Aim of the task:
Omit all pictures and give the records below again exactly as written.

Supplied records:
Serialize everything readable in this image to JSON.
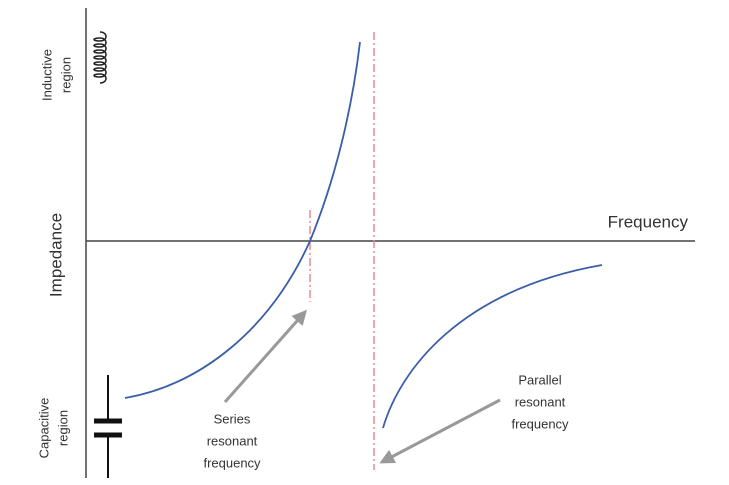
{
  "axes": {
    "x_label": "Frequency",
    "y_label": "Impedance"
  },
  "regions": {
    "inductive": [
      "Inductive",
      "region"
    ],
    "capacitive": [
      "Capacitive",
      "region"
    ]
  },
  "annotations": {
    "series": [
      "Series",
      "resonant",
      "frequency"
    ],
    "parallel": [
      "Parallel",
      "resonant",
      "frequency"
    ]
  }
}
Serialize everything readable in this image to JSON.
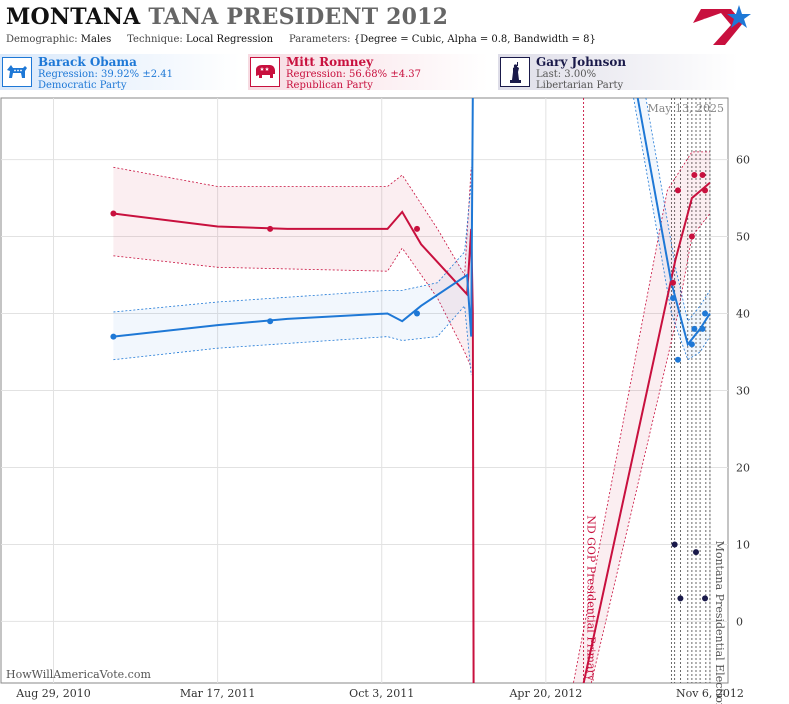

Solved exercise:
Serialize everything readable in this image to JSON.
{
  "axes": {
    "x_label": "Frequency",
    "y_label": "Impedance"
  },
  "regions": {
    "inductive": [
      "Inductive",
      "region"
    ],
    "capacitive": [
      "Capacitive",
      "region"
    ]
  },
  "annotations": {
    "series": [
      "Series",
      "resonant",
      "frequency"
    ],
    "parallel": [
      "Parallel",
      "resonant",
      "frequency"
    ]
  }
}
Serialize everything readable in this image to JSON.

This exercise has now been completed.